-- Begin --

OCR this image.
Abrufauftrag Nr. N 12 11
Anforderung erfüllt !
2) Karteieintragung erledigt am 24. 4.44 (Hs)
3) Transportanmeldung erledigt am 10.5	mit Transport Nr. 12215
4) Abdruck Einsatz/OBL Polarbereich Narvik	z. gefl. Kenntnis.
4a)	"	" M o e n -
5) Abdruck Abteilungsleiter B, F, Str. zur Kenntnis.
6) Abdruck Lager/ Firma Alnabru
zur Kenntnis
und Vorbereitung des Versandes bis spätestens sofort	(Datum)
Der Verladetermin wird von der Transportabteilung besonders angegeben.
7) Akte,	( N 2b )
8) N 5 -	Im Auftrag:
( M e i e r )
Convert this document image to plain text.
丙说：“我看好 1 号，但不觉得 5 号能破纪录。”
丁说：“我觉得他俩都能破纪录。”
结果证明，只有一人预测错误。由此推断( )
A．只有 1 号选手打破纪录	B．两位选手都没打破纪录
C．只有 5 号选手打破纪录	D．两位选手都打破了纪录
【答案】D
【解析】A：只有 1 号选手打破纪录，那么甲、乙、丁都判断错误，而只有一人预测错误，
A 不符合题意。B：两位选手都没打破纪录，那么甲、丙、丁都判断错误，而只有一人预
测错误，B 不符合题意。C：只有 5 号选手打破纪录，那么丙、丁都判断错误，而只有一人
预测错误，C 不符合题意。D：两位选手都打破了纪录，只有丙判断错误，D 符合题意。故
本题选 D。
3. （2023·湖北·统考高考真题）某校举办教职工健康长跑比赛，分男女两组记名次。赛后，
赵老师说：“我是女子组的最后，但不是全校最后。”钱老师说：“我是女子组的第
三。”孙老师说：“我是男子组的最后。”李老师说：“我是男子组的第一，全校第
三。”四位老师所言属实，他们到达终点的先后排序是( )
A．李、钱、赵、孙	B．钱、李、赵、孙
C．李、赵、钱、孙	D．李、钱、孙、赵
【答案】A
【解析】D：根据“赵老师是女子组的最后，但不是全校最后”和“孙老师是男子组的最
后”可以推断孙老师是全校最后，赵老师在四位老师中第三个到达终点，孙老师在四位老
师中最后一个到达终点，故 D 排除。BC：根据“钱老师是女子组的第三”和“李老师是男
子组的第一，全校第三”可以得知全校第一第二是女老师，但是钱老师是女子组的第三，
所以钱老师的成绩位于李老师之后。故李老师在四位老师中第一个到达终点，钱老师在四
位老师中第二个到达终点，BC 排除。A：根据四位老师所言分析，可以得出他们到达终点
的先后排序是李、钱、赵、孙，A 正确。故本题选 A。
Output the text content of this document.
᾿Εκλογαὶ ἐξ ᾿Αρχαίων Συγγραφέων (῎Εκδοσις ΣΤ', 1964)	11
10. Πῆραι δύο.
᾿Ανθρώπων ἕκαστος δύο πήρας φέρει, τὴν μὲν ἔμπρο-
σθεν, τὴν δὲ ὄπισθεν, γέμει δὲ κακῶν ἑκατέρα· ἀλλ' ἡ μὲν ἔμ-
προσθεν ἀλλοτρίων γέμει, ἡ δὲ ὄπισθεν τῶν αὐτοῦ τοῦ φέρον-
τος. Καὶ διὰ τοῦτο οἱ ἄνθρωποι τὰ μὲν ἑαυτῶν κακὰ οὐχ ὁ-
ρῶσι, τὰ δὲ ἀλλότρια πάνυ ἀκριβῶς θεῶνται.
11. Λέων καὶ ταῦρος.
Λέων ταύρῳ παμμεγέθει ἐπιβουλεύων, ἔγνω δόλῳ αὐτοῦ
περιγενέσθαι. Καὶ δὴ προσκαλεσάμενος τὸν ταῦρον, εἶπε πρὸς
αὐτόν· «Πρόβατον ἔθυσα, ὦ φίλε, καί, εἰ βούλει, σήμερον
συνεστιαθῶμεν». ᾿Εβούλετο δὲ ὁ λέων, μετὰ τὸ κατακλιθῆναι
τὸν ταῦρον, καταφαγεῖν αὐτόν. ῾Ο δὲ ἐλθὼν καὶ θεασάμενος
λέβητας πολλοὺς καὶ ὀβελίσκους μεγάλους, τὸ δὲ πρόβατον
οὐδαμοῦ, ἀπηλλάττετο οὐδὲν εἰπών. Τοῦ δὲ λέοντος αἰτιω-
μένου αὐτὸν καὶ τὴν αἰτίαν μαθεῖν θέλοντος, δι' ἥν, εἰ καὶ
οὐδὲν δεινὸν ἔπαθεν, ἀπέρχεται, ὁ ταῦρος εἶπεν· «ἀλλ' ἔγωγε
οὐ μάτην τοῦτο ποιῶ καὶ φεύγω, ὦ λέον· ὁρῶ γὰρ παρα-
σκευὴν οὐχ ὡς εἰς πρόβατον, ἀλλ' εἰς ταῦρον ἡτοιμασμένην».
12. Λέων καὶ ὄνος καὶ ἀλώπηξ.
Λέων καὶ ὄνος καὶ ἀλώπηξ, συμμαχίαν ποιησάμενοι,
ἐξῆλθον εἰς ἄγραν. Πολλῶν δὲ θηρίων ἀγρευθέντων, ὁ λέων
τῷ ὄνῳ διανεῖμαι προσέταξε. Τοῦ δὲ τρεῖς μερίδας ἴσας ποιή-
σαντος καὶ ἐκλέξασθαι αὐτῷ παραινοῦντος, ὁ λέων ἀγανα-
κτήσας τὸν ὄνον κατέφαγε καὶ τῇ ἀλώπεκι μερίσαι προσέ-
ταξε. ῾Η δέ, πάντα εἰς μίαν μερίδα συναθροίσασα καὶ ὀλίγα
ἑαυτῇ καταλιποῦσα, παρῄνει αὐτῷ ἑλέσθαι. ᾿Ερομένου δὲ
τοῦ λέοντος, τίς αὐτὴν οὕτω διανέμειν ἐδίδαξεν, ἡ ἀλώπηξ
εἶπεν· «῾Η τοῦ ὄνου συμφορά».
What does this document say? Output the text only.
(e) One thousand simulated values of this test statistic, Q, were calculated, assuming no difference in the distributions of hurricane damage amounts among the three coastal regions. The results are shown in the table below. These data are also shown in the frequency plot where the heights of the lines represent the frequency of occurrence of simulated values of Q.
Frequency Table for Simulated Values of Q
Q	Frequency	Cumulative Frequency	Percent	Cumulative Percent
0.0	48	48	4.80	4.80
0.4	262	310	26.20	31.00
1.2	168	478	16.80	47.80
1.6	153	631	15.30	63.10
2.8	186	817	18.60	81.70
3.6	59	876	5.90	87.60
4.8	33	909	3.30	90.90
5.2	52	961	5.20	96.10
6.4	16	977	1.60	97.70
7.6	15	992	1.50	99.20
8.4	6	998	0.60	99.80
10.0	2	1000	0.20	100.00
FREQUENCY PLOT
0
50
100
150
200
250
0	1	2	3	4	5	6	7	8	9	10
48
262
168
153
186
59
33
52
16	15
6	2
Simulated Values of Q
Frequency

-- End --

TASK GOAL -
Reproduce every line from the entries that holds the word "ὄνος".

ANSWER IN FULL -
12. Λέων καὶ ὄνος καὶ ἀλώπηξ.
Λέων καὶ ὄνος καὶ ἀλώπηξ, συμμαχίαν ποιησάμενοι,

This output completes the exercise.